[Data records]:
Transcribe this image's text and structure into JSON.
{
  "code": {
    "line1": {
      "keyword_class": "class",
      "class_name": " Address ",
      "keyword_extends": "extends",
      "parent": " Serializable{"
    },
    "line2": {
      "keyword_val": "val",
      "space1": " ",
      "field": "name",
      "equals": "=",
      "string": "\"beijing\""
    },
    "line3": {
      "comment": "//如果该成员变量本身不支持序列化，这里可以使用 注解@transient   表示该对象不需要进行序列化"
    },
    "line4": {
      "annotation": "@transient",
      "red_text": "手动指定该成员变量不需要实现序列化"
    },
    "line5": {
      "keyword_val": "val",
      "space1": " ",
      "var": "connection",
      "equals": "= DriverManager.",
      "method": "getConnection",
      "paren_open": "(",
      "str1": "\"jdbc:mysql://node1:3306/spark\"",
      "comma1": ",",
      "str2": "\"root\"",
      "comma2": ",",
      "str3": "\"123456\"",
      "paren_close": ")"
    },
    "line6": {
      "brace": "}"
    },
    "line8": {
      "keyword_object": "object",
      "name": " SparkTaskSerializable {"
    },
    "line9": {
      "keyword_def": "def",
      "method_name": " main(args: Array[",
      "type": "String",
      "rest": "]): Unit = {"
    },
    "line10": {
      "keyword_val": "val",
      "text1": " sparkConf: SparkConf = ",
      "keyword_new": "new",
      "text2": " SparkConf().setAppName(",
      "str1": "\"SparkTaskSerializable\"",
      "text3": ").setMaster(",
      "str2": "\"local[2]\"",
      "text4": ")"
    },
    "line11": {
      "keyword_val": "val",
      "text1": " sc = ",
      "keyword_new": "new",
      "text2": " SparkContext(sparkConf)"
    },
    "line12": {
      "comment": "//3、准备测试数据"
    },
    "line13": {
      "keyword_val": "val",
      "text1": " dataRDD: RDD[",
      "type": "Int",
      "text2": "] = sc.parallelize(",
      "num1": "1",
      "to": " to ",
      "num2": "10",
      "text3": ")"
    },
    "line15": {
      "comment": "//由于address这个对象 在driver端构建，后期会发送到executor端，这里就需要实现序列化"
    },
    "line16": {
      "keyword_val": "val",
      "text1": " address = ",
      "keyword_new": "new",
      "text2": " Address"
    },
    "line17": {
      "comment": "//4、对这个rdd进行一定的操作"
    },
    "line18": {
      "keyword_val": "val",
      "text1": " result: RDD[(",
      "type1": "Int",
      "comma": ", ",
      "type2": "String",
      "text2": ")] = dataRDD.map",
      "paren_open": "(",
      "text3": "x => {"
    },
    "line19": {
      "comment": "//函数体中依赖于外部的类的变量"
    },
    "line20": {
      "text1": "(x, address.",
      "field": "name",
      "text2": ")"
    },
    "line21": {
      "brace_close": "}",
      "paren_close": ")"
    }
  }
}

[REQUIRED TASK]: Copy out the whole listing exactly as written.

[THE OUTPUT]:
Transcribe this image's text and structure into JSON.
{
  "code": {
    "line1": {
      "keyword_class": "class",
      "class_name": " Address ",
      "keyword_extends": "extends",
      "parent": " Serializable{"
    },
    "line2": {
      "keyword_val": "val",
      "space1": " ",
      "field": "name",
      "equals": "=",
      "string": "\"beijing\""
    },
    "line3": {
      "comment": "//如果该成员变量本身不支持序列化，这里可以使用 注解@transient   表示该对象不需要进行序列化"
    },
    "line4": {
      "annotation": "@transient",
      "red_text": "手动指定该成员变量不需要实现序列化"
    },
    "line5": {
      "keyword_val": "val",
      "space1": " ",
      "var": "connection",
      "equals": "= DriverManager.",
      "method": "getConnection",
      "paren_open": "(",
      "str1": "\"jdbc:mysql://node1:3306/spark\"",
      "comma1": ",",
      "str2": "\"root\"",
      "comma2": ",",
      "str3": "\"123456\"",
      "paren_close": ")"
    },
    "line6": {
      "brace": "}"
    },
    "line8": {
      "keyword_object": "object",
      "name": " SparkTaskSerializable {"
    },
    "line9": {
      "keyword_def": "def",
      "method_name": " main(args: Array[",
      "type": "String",
      "rest": "]): Unit = {"
    },
    "line10": {
      "keyword_val": "val",
      "text1": " sparkConf: SparkConf = ",
      "keyword_new": "new",
      "text2": " SparkConf().setAppName(",
      "str1": "\"SparkTaskSerializable\"",
      "text3": ").setMaster(",
      "str2": "\"local[2]\"",
      "text4": ")"
    },
    "line11": {
      "keyword_val": "val",
      "text1": " sc = ",
      "keyword_new": "new",
      "text2": " SparkContext(sparkConf)"
    },
    "line12": {
      "comment": "//3、准备测试数据"
    },
    "line13": {
      "keyword_val": "val",
      "text1": " dataRDD: RDD[",
      "type": "Int",
      "text2": "] = sc.parallelize(",
      "num1": "1",
      "to": " to ",
      "num2": "10",
      "text3": ")"
    },
    "line15": {
      "comment": "//由于address这个对象 在driver端构建，后期会发送到executor端，这里就需要实现序列化"
    },
    "line16": {
      "keyword_val": "val",
      "text1": " address = ",
      "keyword_new": "new",
      "text2": " Address"
    },
    "line17": {
      "comment": "//4、对这个rdd进行一定的操作"
    },
    "line18": {
      "keyword_val": "val",
      "text1": " result: RDD[(",
      "type1": "Int",
      "comma": ", ",
      "type2": "String",
      "text2": ")] = dataRDD.map",
      "paren_open": "(",
      "text3": "x => {"
    },
    "line19": {
      "comment": "//函数体中依赖于外部的类的变量"
    },
    "line20": {
      "text1": "(x, address.",
      "field": "name",
      "text2": ")"
    },
    "line21": {
      "brace_close": "}",
      "paren_close": ")"
    }
  }
}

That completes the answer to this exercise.